=== MATERIAL FOR THE TASK ===
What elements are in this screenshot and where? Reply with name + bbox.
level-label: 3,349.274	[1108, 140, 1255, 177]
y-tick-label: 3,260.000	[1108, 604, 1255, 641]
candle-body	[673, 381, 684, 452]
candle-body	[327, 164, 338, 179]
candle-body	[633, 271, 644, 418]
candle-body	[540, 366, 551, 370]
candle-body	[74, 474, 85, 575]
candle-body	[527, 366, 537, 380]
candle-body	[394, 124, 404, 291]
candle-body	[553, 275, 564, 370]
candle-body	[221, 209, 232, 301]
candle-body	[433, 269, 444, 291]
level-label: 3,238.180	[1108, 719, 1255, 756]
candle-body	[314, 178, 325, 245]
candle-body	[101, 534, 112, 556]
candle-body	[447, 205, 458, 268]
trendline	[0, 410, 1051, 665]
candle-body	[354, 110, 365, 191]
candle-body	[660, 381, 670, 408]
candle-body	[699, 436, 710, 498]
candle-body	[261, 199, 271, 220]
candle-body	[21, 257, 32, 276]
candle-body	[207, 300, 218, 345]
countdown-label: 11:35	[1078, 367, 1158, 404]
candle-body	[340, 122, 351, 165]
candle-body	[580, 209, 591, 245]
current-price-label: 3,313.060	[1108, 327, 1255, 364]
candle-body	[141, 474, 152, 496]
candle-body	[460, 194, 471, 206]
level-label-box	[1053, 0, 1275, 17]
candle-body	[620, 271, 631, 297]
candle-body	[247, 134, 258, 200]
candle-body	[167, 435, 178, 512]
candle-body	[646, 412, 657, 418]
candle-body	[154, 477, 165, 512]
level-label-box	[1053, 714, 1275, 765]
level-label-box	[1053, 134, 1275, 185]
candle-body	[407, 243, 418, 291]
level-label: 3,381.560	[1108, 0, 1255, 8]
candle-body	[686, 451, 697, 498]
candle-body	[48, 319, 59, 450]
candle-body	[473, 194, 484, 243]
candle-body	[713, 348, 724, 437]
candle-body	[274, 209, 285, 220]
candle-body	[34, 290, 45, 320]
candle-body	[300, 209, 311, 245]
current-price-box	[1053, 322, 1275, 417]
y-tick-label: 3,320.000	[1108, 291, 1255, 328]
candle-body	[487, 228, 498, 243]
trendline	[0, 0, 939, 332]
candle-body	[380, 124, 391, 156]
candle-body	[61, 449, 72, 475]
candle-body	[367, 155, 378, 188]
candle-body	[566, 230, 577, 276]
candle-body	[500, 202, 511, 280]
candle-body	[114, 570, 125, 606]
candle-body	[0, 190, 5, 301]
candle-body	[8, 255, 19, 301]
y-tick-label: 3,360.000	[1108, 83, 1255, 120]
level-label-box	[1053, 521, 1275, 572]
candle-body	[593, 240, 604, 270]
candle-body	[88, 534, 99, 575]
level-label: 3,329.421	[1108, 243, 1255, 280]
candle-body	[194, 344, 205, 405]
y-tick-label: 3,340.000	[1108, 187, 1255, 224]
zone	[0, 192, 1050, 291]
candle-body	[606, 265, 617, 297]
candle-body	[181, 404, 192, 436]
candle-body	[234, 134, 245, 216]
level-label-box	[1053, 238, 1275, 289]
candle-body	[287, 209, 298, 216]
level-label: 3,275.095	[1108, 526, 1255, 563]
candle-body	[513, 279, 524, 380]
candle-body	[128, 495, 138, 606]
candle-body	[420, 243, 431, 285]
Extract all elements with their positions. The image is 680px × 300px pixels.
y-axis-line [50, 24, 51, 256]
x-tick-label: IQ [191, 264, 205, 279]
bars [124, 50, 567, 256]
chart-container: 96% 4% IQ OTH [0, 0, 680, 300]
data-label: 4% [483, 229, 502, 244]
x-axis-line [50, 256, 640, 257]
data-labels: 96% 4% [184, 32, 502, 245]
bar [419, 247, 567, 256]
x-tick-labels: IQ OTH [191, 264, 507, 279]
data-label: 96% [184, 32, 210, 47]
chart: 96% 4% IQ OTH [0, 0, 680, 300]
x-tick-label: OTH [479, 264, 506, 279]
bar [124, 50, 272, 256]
===
GIVEN PROBLEM
Reproduce the lines from the first one down through the line holding "435, 178, 512]", inclusive, with no changes.

THE SOLUTION
What elements are in this screenshot and where? Reply with name + bbox.
level-label: 3,349.274	[1108, 140, 1255, 177]
y-tick-label: 3,260.000	[1108, 604, 1255, 641]
candle-body	[673, 381, 684, 452]
candle-body	[327, 164, 338, 179]
candle-body	[633, 271, 644, 418]
candle-body	[540, 366, 551, 370]
candle-body	[74, 474, 85, 575]
candle-body	[527, 366, 537, 380]
candle-body	[394, 124, 404, 291]
candle-body	[553, 275, 564, 370]
candle-body	[221, 209, 232, 301]
candle-body	[433, 269, 444, 291]
level-label: 3,238.180	[1108, 719, 1255, 756]
candle-body	[314, 178, 325, 245]
candle-body	[101, 534, 112, 556]
candle-body	[447, 205, 458, 268]
trendline	[0, 410, 1051, 665]
candle-body	[354, 110, 365, 191]
candle-body	[660, 381, 670, 408]
candle-body	[699, 436, 710, 498]
candle-body	[261, 199, 271, 220]
candle-body	[21, 257, 32, 276]
candle-body	[207, 300, 218, 345]
countdown-label: 11:35	[1078, 367, 1158, 404]
candle-body	[340, 122, 351, 165]
candle-body	[580, 209, 591, 245]
current-price-label: 3,313.060	[1108, 327, 1255, 364]
candle-body	[141, 474, 152, 496]
candle-body	[460, 194, 471, 206]
level-label-box	[1053, 0, 1275, 17]
candle-body	[620, 271, 631, 297]
candle-body	[247, 134, 258, 200]
candle-body	[167, 435, 178, 512]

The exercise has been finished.